_STATED TASK:_
Search the listing for the string "username" and copy every line that contains it.

─── DATA FOR THE TASK

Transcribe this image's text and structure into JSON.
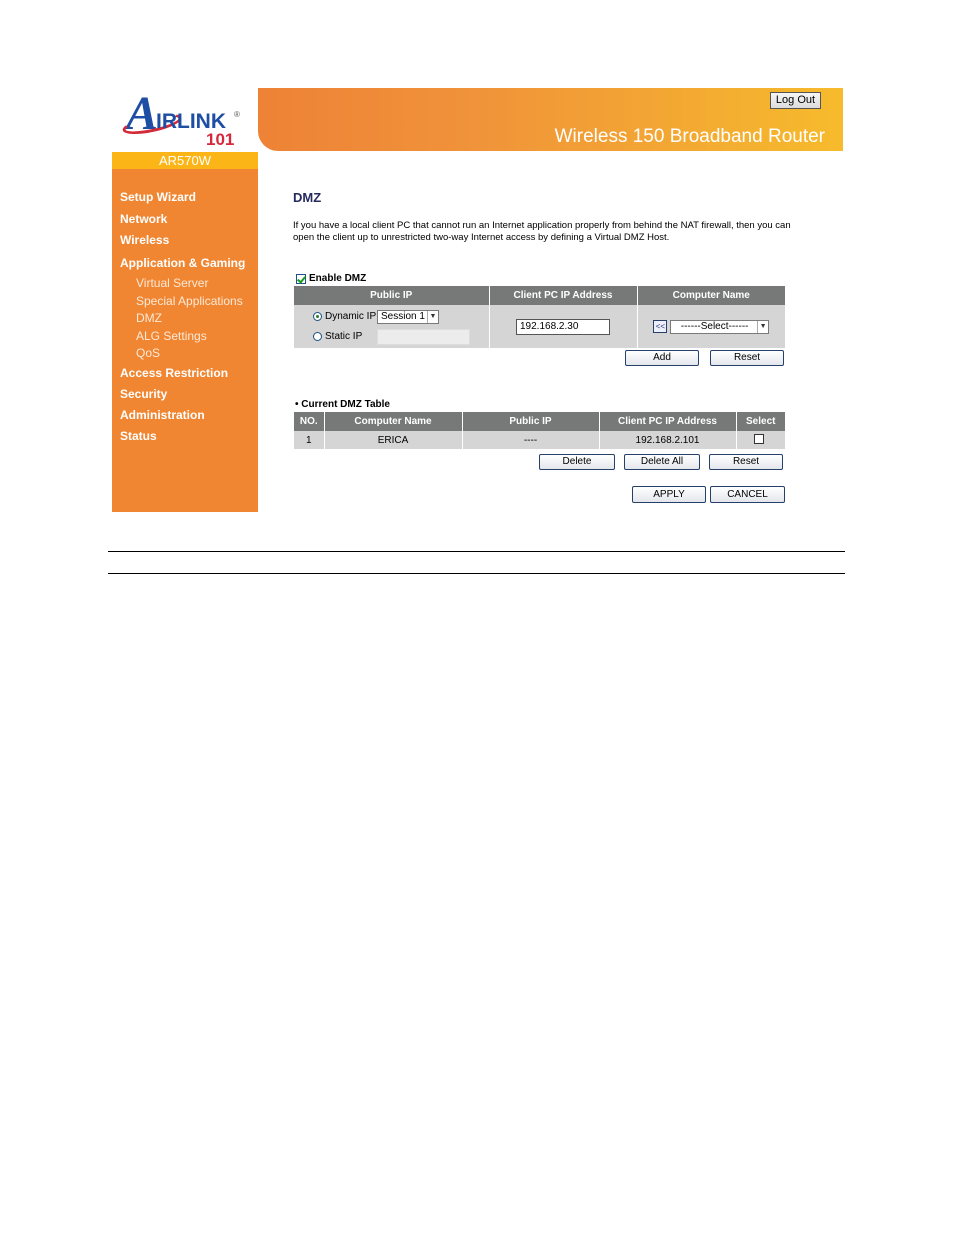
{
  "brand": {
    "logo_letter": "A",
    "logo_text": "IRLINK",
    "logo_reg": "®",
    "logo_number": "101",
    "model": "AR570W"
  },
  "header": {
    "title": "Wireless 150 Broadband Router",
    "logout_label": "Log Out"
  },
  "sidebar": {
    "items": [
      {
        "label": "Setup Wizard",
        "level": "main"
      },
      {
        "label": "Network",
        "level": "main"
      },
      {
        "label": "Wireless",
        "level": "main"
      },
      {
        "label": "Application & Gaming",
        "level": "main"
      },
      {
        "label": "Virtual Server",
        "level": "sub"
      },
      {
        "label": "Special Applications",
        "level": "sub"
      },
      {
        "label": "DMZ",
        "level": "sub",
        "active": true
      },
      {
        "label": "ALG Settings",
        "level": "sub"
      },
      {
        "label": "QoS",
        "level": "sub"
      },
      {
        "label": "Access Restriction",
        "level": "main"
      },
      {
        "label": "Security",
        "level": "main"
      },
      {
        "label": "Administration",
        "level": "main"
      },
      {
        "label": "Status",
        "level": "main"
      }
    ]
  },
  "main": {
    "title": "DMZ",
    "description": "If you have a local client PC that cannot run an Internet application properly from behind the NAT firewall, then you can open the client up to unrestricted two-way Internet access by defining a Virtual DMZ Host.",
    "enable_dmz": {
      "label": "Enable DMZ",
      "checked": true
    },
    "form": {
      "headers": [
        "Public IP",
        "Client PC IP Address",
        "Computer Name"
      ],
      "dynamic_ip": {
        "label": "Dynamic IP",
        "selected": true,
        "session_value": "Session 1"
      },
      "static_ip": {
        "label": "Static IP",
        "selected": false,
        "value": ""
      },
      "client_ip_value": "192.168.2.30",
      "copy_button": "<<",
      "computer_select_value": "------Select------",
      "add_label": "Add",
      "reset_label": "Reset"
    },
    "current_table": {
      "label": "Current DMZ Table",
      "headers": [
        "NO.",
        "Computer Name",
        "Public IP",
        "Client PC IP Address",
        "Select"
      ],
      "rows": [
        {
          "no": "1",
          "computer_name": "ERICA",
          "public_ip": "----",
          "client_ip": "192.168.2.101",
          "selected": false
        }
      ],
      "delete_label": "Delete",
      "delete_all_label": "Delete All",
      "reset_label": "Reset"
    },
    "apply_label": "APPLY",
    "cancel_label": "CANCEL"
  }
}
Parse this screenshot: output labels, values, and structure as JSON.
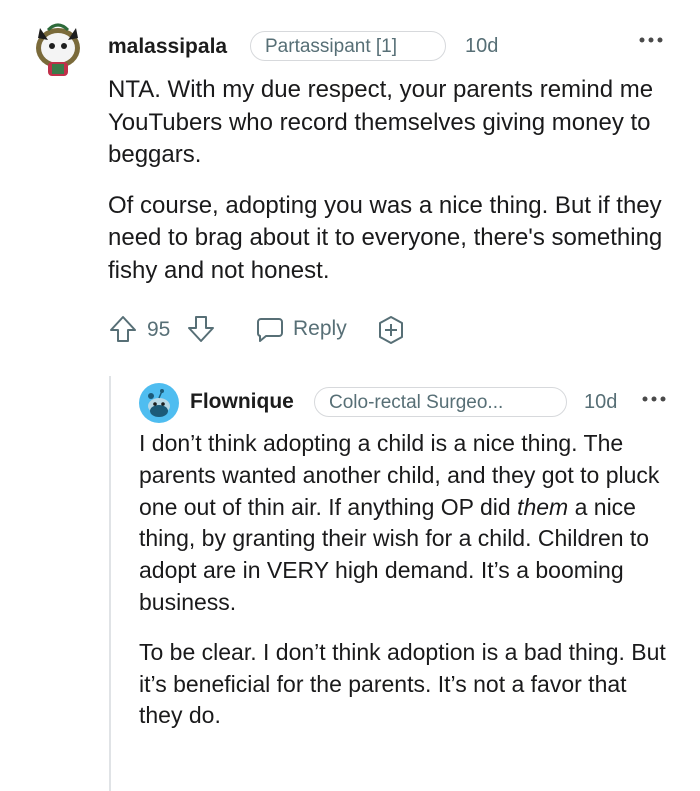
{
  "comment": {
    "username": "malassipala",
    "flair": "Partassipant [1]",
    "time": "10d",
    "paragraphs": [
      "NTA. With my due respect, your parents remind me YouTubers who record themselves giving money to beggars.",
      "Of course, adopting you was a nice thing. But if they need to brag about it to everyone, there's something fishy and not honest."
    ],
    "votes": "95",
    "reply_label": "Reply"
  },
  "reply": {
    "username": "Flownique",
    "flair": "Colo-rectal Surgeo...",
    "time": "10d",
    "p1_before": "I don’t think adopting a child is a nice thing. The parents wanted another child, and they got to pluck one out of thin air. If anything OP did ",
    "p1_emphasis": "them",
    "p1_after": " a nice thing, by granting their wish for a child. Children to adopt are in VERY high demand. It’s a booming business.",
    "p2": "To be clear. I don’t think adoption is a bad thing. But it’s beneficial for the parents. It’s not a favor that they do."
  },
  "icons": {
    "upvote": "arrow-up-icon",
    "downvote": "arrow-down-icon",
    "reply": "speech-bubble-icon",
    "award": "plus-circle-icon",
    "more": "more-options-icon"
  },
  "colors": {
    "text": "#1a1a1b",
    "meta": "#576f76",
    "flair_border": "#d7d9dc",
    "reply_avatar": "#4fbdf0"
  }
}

──────

_RESPONSE:_
    "username": "malassipala",
    "username": "Flownique",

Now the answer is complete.